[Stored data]

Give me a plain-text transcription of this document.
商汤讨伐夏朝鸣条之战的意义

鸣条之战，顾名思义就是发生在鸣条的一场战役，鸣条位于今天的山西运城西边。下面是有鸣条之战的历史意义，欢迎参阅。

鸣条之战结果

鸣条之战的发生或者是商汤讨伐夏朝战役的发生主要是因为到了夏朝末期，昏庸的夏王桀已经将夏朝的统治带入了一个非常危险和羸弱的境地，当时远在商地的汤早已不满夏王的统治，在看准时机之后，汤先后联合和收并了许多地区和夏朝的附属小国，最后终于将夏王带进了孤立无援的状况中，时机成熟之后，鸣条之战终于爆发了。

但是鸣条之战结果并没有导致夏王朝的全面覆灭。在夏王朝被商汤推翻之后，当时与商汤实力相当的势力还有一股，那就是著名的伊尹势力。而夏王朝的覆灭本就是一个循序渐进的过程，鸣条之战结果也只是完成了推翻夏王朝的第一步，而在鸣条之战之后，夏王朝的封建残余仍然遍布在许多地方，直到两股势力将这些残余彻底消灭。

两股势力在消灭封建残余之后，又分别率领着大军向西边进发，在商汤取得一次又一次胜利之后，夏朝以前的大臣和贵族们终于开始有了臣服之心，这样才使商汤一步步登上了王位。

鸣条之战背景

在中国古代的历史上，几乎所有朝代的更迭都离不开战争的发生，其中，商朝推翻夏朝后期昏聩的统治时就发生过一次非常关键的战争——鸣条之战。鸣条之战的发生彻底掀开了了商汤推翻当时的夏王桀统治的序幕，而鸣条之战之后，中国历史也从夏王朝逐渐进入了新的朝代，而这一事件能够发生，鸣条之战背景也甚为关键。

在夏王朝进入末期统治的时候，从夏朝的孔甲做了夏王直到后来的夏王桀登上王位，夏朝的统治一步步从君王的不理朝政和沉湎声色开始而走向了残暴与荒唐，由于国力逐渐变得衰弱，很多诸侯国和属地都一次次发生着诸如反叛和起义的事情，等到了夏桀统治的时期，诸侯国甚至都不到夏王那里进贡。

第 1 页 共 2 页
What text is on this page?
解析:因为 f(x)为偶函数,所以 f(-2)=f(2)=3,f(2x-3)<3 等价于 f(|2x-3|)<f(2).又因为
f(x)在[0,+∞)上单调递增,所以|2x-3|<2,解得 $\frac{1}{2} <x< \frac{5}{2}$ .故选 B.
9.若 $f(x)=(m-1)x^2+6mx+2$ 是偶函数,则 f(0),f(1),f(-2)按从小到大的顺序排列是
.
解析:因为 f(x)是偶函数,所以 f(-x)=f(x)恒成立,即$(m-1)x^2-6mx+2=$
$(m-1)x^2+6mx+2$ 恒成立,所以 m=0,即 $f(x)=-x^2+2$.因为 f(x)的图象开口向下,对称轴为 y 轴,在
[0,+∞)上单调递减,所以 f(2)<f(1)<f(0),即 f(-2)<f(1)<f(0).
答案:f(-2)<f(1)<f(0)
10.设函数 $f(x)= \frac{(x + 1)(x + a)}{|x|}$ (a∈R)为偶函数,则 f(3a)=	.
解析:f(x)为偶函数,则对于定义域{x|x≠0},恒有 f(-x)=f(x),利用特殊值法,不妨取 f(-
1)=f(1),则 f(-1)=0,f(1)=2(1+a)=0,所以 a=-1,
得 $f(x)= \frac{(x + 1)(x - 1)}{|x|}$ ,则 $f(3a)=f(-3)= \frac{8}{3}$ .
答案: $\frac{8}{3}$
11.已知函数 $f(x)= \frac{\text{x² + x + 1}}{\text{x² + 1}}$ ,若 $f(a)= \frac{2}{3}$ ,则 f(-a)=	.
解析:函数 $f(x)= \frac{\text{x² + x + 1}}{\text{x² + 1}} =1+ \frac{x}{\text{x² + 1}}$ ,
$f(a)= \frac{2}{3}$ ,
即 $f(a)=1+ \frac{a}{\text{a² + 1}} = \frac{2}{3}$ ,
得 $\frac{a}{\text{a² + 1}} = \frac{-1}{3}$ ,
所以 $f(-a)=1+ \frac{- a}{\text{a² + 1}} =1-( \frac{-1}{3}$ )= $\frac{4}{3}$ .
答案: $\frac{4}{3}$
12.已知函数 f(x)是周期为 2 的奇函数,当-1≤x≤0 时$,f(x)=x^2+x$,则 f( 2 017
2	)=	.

*Your instructions:* Take the lines above and print them exactly.

*Response for this exercise:*
Give me a plain-text transcription of this document.
商汤讨伐夏朝鸣条之战的意义

鸣条之战，顾名思义就是发生在鸣条的一场战役，鸣条位于今天的山西运城西边。下面是有鸣条之战的历史意义，欢迎参阅。

鸣条之战结果

鸣条之战的发生或者是商汤讨伐夏朝战役的发生主要是因为到了夏朝末期，昏庸的夏王桀已经将夏朝的统治带入了一个非常危险和羸弱的境地，当时远在商地的汤早已不满夏王的统治，在看准时机之后，汤先后联合和收并了许多地区和夏朝的附属小国，最后终于将夏王带进了孤立无援的状况中，时机成熟之后，鸣条之战终于爆发了。

但是鸣条之战结果并没有导致夏王朝的全面覆灭。在夏王朝被商汤推翻之后，当时与商汤实力相当的势力还有一股，那就是著名的伊尹势力。而夏王朝的覆灭本就是一个循序渐进的过程，鸣条之战结果也只是完成了推翻夏王朝的第一步，而在鸣条之战之后，夏王朝的封建残余仍然遍布在许多地方，直到两股势力将这些残余彻底消灭。

两股势力在消灭封建残余之后，又分别率领着大军向西边进发，在商汤取得一次又一次胜利之后，夏朝以前的大臣和贵族们终于开始有了臣服之心，这样才使商汤一步步登上了王位。

鸣条之战背景

在中国古代的历史上，几乎所有朝代的更迭都离不开战争的发生，其中，商朝推翻夏朝后期昏聩的统治时就发生过一次非常关键的战争——鸣条之战。鸣条之战的发生彻底掀开了了商汤推翻当时的夏王桀统治的序幕，而鸣条之战之后，中国历史也从夏王朝逐渐进入了新的朝代，而这一事件能够发生，鸣条之战背景也甚为关键。

在夏王朝进入末期统治的时候，从夏朝的孔甲做了夏王直到后来的夏王桀登上王位，夏朝的统治一步步从君王的不理朝政和沉湎声色开始而走向了残暴与荒唐，由于国力逐渐变得衰弱，很多诸侯国和属地都一次次发生着诸如反叛和起义的事情，等到了夏桀统治的时期，诸侯国甚至都不到夏王那里进贡。

第 1 页 共 2 页
What text is on this page?
解析:因为 f(x)为偶函数,所以 f(-2)=f(2)=3,f(2x-3)<3 等价于 f(|2x-3|)<f(2).又因为
f(x)在[0,+∞)上单调递增,所以|2x-3|<2,解得 $\frac{1}{2} <x< \frac{5}{2}$ .故选 B.
9.若 $f(x)=(m-1)x^2+6mx+2$ 是偶函数,则 f(0),f(1),f(-2)按从小到大的顺序排列是
.
解析:因为 f(x)是偶函数,所以 f(-x)=f(x)恒成立,即$(m-1)x^2-6mx+2=$
$(m-1)x^2+6mx+2$ 恒成立,所以 m=0,即 $f(x)=-x^2+2$.因为 f(x)的图象开口向下,对称轴为 y 轴,在
[0,+∞)上单调递减,所以 f(2)<f(1)<f(0),即 f(-2)<f(1)<f(0).
答案:f(-2)<f(1)<f(0)
10.设函数 $f(x)= \frac{(x + 1)(x + a)}{|x|}$ (a∈R)为偶函数,则 f(3a)=	.
解析:f(x)为偶函数,则对于定义域{x|x≠0},恒有 f(-x)=f(x),利用特殊值法,不妨取 f(-
1)=f(1),则 f(-1)=0,f(1)=2(1+a)=0,所以 a=-1,
得 $f(x)= \frac{(x + 1)(x - 1)}{|x|}$ ,则 $f(3a)=f(-3)= \frac{8}{3}$ .
答案: $\frac{8}{3}$
11.已知函数 $f(x)= \frac{\text{x² + x + 1}}{\text{x² + 1}}$ ,若 $f(a)= \frac{2}{3}$ ,则 f(-a)=	.
解析:函数 $f(x)= \frac{\text{x² + x + 1}}{\text{x² + 1}} =1+ \frac{x}{\text{x² + 1}}$ ,
$f(a)= \frac{2}{3}$ ,
即 $f(a)=1+ \frac{a}{\text{a² + 1}} = \frac{2}{3}$ ,
得 $\frac{a}{\text{a² + 1}} = \frac{-1}{3}$ ,
所以 $f(-a)=1+ \frac{- a}{\text{a² + 1}} =1-( \frac{-1}{3}$ )= $\frac{4}{3}$ .
答案: $\frac{4}{3}$
12.已知函数 f(x)是周期为 2 的奇函数,当-1≤x≤0 时$,f(x)=x^2+x$,则 f( 2 017
2	)=	.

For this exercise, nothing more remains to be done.